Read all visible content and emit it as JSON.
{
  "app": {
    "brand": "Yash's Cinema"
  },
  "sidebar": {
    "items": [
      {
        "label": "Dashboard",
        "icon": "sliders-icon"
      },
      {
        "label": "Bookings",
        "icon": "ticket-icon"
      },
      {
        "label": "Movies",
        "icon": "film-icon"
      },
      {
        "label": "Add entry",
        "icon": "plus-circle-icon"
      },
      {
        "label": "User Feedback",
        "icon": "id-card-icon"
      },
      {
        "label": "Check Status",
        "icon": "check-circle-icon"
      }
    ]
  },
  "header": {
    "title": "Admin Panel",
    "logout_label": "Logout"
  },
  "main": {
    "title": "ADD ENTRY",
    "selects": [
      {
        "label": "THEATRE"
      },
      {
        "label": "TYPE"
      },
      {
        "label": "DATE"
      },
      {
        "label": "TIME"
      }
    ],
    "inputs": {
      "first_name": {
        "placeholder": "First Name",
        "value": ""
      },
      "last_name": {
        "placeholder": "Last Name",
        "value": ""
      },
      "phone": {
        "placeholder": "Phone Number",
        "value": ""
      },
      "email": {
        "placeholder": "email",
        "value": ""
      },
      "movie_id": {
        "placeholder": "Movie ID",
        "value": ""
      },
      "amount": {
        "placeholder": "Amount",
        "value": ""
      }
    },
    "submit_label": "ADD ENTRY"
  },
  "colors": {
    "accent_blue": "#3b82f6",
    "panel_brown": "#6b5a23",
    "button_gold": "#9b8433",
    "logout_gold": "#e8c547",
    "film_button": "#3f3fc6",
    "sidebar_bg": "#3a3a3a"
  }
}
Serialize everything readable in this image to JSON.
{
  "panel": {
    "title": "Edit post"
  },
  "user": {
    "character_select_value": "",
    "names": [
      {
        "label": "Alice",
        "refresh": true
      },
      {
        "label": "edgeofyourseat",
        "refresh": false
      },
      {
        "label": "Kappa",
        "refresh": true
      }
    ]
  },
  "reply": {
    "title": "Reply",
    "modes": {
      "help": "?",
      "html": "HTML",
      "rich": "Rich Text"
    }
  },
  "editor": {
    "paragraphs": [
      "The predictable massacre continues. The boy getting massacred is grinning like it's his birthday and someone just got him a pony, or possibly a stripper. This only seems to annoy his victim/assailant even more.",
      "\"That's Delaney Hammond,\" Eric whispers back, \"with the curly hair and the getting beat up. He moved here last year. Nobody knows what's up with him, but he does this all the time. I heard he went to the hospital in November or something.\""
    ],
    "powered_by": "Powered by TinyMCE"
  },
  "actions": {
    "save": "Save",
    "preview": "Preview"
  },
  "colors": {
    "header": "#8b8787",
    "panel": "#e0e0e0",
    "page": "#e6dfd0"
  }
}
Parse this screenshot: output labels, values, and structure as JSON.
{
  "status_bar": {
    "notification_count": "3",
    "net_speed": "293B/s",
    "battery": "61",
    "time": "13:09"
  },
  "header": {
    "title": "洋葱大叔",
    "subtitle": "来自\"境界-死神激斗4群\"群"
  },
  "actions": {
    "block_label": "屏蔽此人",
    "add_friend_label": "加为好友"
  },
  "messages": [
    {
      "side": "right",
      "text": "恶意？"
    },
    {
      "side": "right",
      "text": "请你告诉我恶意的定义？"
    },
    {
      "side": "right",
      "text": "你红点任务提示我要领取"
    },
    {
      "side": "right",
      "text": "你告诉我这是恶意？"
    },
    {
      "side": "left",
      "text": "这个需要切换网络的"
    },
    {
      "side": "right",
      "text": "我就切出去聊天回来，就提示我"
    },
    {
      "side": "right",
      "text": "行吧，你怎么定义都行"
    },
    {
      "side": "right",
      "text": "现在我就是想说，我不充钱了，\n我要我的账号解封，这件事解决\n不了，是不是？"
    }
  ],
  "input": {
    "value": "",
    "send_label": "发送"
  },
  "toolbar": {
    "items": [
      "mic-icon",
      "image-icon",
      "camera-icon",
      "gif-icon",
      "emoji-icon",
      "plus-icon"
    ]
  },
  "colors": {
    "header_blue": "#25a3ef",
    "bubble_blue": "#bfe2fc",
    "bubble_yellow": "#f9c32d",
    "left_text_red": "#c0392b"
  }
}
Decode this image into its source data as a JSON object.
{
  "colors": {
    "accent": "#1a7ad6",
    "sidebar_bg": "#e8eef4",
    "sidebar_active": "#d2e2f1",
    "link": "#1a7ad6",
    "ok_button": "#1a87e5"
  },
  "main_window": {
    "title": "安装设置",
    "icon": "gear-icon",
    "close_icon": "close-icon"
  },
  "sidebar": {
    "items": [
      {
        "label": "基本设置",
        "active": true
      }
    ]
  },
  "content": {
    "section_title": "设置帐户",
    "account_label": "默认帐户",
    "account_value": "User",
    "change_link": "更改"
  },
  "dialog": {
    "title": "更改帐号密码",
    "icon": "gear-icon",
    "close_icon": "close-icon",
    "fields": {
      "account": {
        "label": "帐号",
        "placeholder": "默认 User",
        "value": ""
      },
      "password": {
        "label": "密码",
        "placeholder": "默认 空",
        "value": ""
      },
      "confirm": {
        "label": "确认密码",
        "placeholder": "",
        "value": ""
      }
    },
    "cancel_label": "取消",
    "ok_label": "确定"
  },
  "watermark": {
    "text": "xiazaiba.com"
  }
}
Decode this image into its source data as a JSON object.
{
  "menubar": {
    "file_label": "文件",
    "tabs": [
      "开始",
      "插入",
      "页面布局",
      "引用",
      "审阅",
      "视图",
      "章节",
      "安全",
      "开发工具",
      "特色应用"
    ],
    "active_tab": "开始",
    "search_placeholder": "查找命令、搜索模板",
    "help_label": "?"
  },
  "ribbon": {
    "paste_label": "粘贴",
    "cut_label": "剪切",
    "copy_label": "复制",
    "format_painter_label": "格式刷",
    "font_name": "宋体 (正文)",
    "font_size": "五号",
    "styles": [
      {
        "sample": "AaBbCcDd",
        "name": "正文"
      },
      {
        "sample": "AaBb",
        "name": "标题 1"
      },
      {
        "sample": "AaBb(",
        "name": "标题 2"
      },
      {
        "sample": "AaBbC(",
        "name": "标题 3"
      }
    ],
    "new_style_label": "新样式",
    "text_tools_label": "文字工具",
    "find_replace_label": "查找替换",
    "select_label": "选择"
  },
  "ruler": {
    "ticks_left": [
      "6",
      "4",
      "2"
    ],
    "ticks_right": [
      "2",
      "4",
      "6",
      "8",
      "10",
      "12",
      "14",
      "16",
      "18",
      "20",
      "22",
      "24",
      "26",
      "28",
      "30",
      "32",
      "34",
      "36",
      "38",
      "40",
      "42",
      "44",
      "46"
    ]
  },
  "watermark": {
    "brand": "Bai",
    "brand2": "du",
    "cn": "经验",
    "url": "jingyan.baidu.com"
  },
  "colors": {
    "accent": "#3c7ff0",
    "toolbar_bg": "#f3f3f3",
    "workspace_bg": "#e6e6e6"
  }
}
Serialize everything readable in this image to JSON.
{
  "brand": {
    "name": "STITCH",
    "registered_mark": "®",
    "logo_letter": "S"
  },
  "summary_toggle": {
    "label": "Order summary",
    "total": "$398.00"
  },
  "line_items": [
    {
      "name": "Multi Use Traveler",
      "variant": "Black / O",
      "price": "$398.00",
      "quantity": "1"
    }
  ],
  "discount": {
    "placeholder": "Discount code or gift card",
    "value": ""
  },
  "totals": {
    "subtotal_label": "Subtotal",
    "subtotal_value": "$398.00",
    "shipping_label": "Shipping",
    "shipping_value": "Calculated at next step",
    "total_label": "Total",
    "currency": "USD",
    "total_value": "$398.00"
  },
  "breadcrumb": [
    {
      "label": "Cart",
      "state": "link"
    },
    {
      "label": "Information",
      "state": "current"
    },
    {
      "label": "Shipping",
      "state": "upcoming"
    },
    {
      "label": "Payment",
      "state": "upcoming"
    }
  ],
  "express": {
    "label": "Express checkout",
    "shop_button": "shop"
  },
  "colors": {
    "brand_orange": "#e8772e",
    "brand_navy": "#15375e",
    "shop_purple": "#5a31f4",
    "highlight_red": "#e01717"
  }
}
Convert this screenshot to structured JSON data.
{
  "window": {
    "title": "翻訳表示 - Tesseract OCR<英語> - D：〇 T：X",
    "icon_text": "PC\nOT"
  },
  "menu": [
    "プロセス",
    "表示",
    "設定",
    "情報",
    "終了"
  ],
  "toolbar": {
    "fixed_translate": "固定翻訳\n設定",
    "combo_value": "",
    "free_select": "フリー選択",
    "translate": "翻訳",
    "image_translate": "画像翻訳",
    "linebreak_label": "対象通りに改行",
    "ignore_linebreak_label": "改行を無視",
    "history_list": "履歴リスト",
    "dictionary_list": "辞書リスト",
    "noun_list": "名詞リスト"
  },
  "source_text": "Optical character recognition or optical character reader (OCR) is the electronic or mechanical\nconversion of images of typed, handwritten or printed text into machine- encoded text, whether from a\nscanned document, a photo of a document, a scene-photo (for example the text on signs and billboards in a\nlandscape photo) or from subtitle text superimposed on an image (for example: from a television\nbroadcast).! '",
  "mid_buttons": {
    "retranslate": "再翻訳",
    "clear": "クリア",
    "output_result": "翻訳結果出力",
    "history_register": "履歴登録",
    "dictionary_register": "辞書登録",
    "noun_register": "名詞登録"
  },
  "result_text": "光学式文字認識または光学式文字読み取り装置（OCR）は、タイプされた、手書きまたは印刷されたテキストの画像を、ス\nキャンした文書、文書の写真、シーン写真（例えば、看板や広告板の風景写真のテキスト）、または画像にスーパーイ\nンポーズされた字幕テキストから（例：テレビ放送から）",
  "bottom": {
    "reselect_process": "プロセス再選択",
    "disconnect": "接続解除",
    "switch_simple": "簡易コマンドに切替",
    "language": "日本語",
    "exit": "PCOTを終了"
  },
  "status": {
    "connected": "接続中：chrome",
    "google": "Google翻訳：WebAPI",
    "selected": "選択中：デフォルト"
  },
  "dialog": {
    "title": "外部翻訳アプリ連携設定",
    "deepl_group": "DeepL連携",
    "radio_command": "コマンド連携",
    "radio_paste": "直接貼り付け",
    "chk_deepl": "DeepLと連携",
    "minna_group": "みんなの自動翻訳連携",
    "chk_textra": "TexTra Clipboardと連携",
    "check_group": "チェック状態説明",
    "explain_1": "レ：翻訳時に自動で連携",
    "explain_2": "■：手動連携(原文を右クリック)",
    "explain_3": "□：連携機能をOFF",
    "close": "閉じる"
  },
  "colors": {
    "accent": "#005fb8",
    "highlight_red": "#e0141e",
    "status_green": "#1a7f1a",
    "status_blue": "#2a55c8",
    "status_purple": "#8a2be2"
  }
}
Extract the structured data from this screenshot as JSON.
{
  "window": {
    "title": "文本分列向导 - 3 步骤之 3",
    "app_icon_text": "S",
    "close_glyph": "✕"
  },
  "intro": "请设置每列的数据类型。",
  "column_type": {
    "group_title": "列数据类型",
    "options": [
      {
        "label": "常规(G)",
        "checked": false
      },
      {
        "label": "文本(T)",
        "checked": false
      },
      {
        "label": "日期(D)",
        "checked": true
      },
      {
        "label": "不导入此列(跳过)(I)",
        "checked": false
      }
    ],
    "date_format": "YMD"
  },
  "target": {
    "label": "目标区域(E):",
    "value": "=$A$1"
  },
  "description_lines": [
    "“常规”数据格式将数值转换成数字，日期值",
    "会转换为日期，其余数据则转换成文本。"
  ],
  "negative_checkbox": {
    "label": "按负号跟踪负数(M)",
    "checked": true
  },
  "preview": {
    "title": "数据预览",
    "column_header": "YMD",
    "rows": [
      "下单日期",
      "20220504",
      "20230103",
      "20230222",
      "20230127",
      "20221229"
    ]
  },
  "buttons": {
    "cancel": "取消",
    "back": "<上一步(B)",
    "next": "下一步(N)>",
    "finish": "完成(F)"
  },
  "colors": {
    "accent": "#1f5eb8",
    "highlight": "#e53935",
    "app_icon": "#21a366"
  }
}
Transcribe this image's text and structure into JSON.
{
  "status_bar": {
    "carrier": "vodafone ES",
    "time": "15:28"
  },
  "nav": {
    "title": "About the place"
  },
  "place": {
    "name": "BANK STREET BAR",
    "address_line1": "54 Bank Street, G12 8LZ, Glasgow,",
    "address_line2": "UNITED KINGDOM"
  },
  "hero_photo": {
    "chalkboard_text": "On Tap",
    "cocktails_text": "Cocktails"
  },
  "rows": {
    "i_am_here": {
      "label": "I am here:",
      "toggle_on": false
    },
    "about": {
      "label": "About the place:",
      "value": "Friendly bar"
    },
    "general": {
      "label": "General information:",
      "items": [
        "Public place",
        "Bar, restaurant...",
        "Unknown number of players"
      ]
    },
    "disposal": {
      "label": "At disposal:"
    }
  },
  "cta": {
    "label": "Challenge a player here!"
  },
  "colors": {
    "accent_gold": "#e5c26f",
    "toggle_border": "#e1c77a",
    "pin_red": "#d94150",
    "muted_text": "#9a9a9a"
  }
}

───

### What the exercise asks
Pull out each line of the listing that holds the string "screenshot".

### Response to the task
Parse this screenshot: output labels, values, and structure as JSON.
Convert this screenshot to structured JSON data.
Extract the structured data from this screenshot as JSON.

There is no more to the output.